■ Dataset records ■
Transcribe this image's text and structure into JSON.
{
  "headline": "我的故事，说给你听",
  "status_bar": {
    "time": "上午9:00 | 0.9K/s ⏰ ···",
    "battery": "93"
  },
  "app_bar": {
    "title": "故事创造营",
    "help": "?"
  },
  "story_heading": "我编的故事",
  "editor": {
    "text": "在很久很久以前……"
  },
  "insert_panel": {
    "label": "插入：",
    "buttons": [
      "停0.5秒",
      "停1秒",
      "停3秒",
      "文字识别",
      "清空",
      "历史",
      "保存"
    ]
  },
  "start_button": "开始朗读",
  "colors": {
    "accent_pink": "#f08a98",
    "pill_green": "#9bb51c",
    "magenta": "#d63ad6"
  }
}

■ Problem statement ■
Recopy all the lines exactly as they appear.

■ Task solution ■
Transcribe this image's text and structure into JSON.
{
  "headline": "我的故事，说给你听",
  "status_bar": {
    "time": "上午9:00 | 0.9K/s ⏰ ···",
    "battery": "93"
  },
  "app_bar": {
    "title": "故事创造营",
    "help": "?"
  },
  "story_heading": "我编的故事",
  "editor": {
    "text": "在很久很久以前……"
  },
  "insert_panel": {
    "label": "插入：",
    "buttons": [
      "停0.5秒",
      "停1秒",
      "停3秒",
      "文字识别",
      "清空",
      "历史",
      "保存"
    ]
  },
  "start_button": "开始朗读",
  "colors": {
    "accent_pink": "#f08a98",
    "pill_green": "#9bb51c",
    "magenta": "#d63ad6"
  }
}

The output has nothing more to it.